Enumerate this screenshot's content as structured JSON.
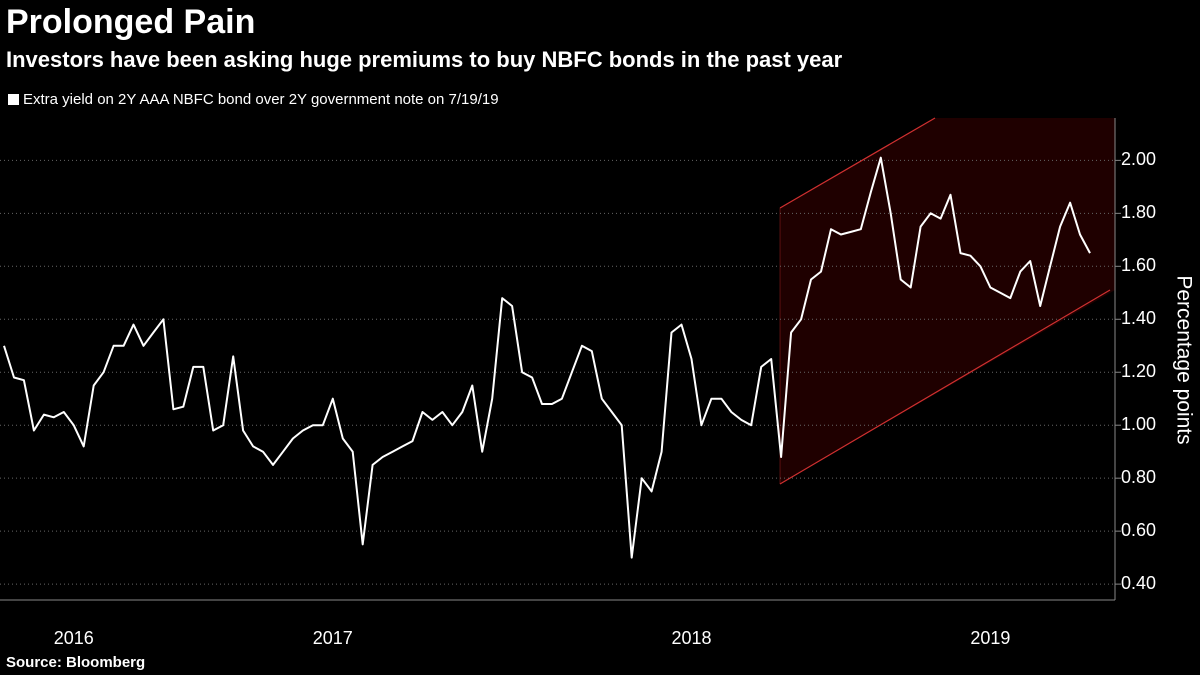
{
  "chart_data": {
    "type": "line",
    "title": "Prolonged Pain",
    "subtitle": "Investors have been asking huge premiums to buy NBFC bonds in the past year",
    "y_label": "Percentage points",
    "source": "Source: Bloomberg",
    "categories": [
      null,
      null,
      null,
      null,
      null,
      null,
      null,
      "2016",
      null,
      null,
      null,
      null,
      null,
      null,
      null,
      null,
      null,
      null,
      null,
      null,
      null,
      null,
      null,
      null,
      null,
      null,
      null,
      null,
      null,
      null,
      null,
      null,
      null,
      "2017",
      null,
      null,
      null,
      null,
      null,
      null,
      null,
      null,
      null,
      null,
      null,
      null,
      null,
      null,
      null,
      null,
      null,
      null,
      null,
      null,
      null,
      null,
      null,
      null,
      null,
      null,
      null,
      null,
      null,
      null,
      null,
      null,
      null,
      null,
      null,
      "2018",
      null,
      null,
      null,
      null,
      null,
      null,
      null,
      null,
      null,
      null,
      null,
      null,
      null,
      null,
      null,
      null,
      null,
      null,
      null,
      null,
      null,
      null,
      null,
      null,
      null,
      null,
      null,
      null,
      null,
      "2019",
      null,
      null,
      null,
      null,
      null,
      null,
      null,
      null,
      null,
      null
    ],
    "series": [
      {
        "name": "Extra yield on 2Y AAA NBFC bond over 2Y government note on 7/19/19",
        "color": "#ffffff",
        "values": [
          1.3,
          1.18,
          1.17,
          0.98,
          1.04,
          1.03,
          1.05,
          1.0,
          0.92,
          1.15,
          1.2,
          1.3,
          1.3,
          1.38,
          1.3,
          1.35,
          1.4,
          1.06,
          1.07,
          1.22,
          1.22,
          0.98,
          1.0,
          1.26,
          0.98,
          0.92,
          0.9,
          0.85,
          0.9,
          0.95,
          0.98,
          1.0,
          1.0,
          1.1,
          0.95,
          0.9,
          0.55,
          0.85,
          0.88,
          0.9,
          0.92,
          0.94,
          1.05,
          1.02,
          1.05,
          1.0,
          1.05,
          1.15,
          0.9,
          1.1,
          1.48,
          1.45,
          1.2,
          1.18,
          1.08,
          1.08,
          1.1,
          1.2,
          1.3,
          1.28,
          1.1,
          1.05,
          1.0,
          0.5,
          0.8,
          0.75,
          0.9,
          1.35,
          1.38,
          1.25,
          1.0,
          1.1,
          1.1,
          1.05,
          1.02,
          1.0,
          1.22,
          1.25,
          0.88,
          1.35,
          1.4,
          1.55,
          1.58,
          1.74,
          1.72,
          1.73,
          1.74,
          1.88,
          2.01,
          1.8,
          1.55,
          1.52,
          1.75,
          1.8,
          1.78,
          1.87,
          1.65,
          1.64,
          1.6,
          1.52,
          1.5,
          1.48,
          1.58,
          1.62,
          1.45,
          1.6,
          1.75,
          1.84,
          1.72,
          1.65
        ]
      }
    ],
    "ylim": [
      0.34,
      2.16
    ],
    "yticks": [
      {
        "value": 0.4,
        "label": "0.40"
      },
      {
        "value": 0.6,
        "label": "0.60"
      },
      {
        "value": 0.8,
        "label": "0.80"
      },
      {
        "value": 1.0,
        "label": "1.00"
      },
      {
        "value": 1.2,
        "label": "1.20"
      },
      {
        "value": 1.4,
        "label": "1.40"
      },
      {
        "value": 1.6,
        "label": "1.60"
      },
      {
        "value": 1.8,
        "label": "1.80"
      },
      {
        "value": 2.0,
        "label": "2.00"
      }
    ],
    "grid": true
  }
}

* GOAL OF THE EXERCISE *
In the entries above, identify every line with the word "NBFC". Copy those lines.

* RESULT FOR THIS EXERCISE *
    "subtitle": "Investors have been asking huge premiums to buy NBFC bonds in the past year",
        "name": "Extra yield on 2Y AAA NBFC bond over 2Y government note on 7/19/19",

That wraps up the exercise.